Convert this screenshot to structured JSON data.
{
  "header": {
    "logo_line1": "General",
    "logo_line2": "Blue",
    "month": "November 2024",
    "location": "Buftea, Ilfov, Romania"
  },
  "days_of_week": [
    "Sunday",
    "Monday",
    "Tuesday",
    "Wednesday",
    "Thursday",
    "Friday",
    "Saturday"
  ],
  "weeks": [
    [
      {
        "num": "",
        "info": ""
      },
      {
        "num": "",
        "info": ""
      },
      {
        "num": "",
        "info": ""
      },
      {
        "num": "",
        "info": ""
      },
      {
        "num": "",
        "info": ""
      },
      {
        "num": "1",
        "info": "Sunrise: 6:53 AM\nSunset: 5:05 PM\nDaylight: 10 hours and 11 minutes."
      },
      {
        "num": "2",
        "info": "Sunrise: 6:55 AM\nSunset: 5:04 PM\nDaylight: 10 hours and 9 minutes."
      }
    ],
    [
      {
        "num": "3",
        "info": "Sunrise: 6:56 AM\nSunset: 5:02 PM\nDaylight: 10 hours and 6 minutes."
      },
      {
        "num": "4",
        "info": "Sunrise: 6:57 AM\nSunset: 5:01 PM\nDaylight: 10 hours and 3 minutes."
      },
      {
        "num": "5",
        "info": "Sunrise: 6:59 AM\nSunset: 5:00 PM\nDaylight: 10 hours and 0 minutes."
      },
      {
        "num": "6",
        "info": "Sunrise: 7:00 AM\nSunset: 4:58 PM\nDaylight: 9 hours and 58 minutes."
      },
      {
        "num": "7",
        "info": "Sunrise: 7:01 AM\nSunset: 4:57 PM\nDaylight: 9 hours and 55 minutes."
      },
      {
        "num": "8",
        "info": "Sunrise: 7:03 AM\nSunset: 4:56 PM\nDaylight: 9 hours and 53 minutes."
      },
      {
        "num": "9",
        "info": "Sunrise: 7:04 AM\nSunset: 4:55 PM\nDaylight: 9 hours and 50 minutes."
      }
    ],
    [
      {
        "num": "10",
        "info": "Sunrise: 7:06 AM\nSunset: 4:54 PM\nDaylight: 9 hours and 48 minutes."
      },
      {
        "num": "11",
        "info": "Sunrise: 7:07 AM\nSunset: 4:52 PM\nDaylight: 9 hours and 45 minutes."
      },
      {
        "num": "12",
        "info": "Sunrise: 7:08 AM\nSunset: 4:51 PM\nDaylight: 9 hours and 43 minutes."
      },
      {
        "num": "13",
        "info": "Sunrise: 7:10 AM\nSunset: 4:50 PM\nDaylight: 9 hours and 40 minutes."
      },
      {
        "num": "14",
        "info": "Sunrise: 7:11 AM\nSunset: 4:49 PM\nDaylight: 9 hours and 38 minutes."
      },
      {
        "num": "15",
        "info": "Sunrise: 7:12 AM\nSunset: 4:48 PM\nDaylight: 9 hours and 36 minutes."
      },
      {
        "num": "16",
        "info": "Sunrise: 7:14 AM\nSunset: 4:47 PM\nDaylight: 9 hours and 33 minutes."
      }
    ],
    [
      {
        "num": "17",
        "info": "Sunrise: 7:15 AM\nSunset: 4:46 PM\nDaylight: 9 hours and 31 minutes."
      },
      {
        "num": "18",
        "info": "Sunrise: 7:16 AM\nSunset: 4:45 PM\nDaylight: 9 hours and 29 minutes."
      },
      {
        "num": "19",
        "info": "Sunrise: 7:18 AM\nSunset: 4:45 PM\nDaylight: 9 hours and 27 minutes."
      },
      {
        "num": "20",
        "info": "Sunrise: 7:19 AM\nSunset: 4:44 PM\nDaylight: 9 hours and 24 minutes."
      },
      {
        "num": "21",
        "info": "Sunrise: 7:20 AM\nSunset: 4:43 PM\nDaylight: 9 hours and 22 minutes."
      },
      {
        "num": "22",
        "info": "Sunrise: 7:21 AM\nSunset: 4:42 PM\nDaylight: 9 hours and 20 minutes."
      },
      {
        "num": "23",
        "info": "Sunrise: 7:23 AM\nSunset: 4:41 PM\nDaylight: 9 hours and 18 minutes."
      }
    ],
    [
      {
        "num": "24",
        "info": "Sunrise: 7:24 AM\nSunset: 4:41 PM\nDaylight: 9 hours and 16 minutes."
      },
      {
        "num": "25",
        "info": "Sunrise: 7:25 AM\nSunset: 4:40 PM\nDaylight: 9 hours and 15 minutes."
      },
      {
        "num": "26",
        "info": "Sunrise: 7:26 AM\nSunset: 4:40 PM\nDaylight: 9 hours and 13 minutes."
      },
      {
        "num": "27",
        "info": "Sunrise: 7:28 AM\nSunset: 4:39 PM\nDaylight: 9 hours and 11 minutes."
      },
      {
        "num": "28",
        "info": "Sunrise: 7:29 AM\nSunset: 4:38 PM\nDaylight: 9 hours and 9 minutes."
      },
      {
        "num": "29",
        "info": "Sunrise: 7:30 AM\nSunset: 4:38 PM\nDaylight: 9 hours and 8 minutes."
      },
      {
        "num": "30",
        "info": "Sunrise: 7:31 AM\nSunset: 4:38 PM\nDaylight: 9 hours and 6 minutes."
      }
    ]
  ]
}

WRITTEN INSTRUCTION:
Extract each record, keeping it identical to the original.

ANSWER:
Convert this screenshot to structured JSON data.
{
  "header": {
    "logo_line1": "General",
    "logo_line2": "Blue",
    "month": "November 2024",
    "location": "Buftea, Ilfov, Romania"
  },
  "days_of_week": [
    "Sunday",
    "Monday",
    "Tuesday",
    "Wednesday",
    "Thursday",
    "Friday",
    "Saturday"
  ],
  "weeks": [
    [
      {
        "num": "",
        "info": ""
      },
      {
        "num": "",
        "info": ""
      },
      {
        "num": "",
        "info": ""
      },
      {
        "num": "",
        "info": ""
      },
      {
        "num": "",
        "info": ""
      },
      {
        "num": "1",
        "info": "Sunrise: 6:53 AM\nSunset: 5:05 PM\nDaylight: 10 hours and 11 minutes."
      },
      {
        "num": "2",
        "info": "Sunrise: 6:55 AM\nSunset: 5:04 PM\nDaylight: 10 hours and 9 minutes."
      }
    ],
    [
      {
        "num": "3",
        "info": "Sunrise: 6:56 AM\nSunset: 5:02 PM\nDaylight: 10 hours and 6 minutes."
      },
      {
        "num": "4",
        "info": "Sunrise: 6:57 AM\nSunset: 5:01 PM\nDaylight: 10 hours and 3 minutes."
      },
      {
        "num": "5",
        "info": "Sunrise: 6:59 AM\nSunset: 5:00 PM\nDaylight: 10 hours and 0 minutes."
      },
      {
        "num": "6",
        "info": "Sunrise: 7:00 AM\nSunset: 4:58 PM\nDaylight: 9 hours and 58 minutes."
      },
      {
        "num": "7",
        "info": "Sunrise: 7:01 AM\nSunset: 4:57 PM\nDaylight: 9 hours and 55 minutes."
      },
      {
        "num": "8",
        "info": "Sunrise: 7:03 AM\nSunset: 4:56 PM\nDaylight: 9 hours and 53 minutes."
      },
      {
        "num": "9",
        "info": "Sunrise: 7:04 AM\nSunset: 4:55 PM\nDaylight: 9 hours and 50 minutes."
      }
    ],
    [
      {
        "num": "10",
        "info": "Sunrise: 7:06 AM\nSunset: 4:54 PM\nDaylight: 9 hours and 48 minutes."
      },
      {
        "num": "11",
        "info": "Sunrise: 7:07 AM\nSunset: 4:52 PM\nDaylight: 9 hours and 45 minutes."
      },
      {
        "num": "12",
        "info": "Sunrise: 7:08 AM\nSunset: 4:51 PM\nDaylight: 9 hours and 43 minutes."
      },
      {
        "num": "13",
        "info": "Sunrise: 7:10 AM\nSunset: 4:50 PM\nDaylight: 9 hours and 40 minutes."
      },
      {
        "num": "14",
        "info": "Sunrise: 7:11 AM\nSunset: 4:49 PM\nDaylight: 9 hours and 38 minutes."
      },
      {
        "num": "15",
        "info": "Sunrise: 7:12 AM\nSunset: 4:48 PM\nDaylight: 9 hours and 36 minutes."
      },
      {
        "num": "16",
        "info": "Sunrise: 7:14 AM\nSunset: 4:47 PM\nDaylight: 9 hours and 33 minutes."
      }
    ],
    [
      {
        "num": "17",
        "info": "Sunrise: 7:15 AM\nSunset: 4:46 PM\nDaylight: 9 hours and 31 minutes."
      },
      {
        "num": "18",
        "info": "Sunrise: 7:16 AM\nSunset: 4:45 PM\nDaylight: 9 hours and 29 minutes."
      },
      {
        "num": "19",
        "info": "Sunrise: 7:18 AM\nSunset: 4:45 PM\nDaylight: 9 hours and 27 minutes."
      },
      {
        "num": "20",
        "info": "Sunrise: 7:19 AM\nSunset: 4:44 PM\nDaylight: 9 hours and 24 minutes."
      },
      {
        "num": "21",
        "info": "Sunrise: 7:20 AM\nSunset: 4:43 PM\nDaylight: 9 hours and 22 minutes."
      },
      {
        "num": "22",
        "info": "Sunrise: 7:21 AM\nSunset: 4:42 PM\nDaylight: 9 hours and 20 minutes."
      },
      {
        "num": "23",
        "info": "Sunrise: 7:23 AM\nSunset: 4:41 PM\nDaylight: 9 hours and 18 minutes."
      }
    ],
    [
      {
        "num": "24",
        "info": "Sunrise: 7:24 AM\nSunset: 4:41 PM\nDaylight: 9 hours and 16 minutes."
      },
      {
        "num": "25",
        "info": "Sunrise: 7:25 AM\nSunset: 4:40 PM\nDaylight: 9 hours and 15 minutes."
      },
      {
        "num": "26",
        "info": "Sunrise: 7:26 AM\nSunset: 4:40 PM\nDaylight: 9 hours and 13 minutes."
      },
      {
        "num": "27",
        "info": "Sunrise: 7:28 AM\nSunset: 4:39 PM\nDaylight: 9 hours and 11 minutes."
      },
      {
        "num": "28",
        "info": "Sunrise: 7:29 AM\nSunset: 4:38 PM\nDaylight: 9 hours and 9 minutes."
      },
      {
        "num": "29",
        "info": "Sunrise: 7:30 AM\nSunset: 4:38 PM\nDaylight: 9 hours and 8 minutes."
      },
      {
        "num": "30",
        "info": "Sunrise: 7:31 AM\nSunset: 4:38 PM\nDaylight: 9 hours and 6 minutes."
      }
    ]
  ]
}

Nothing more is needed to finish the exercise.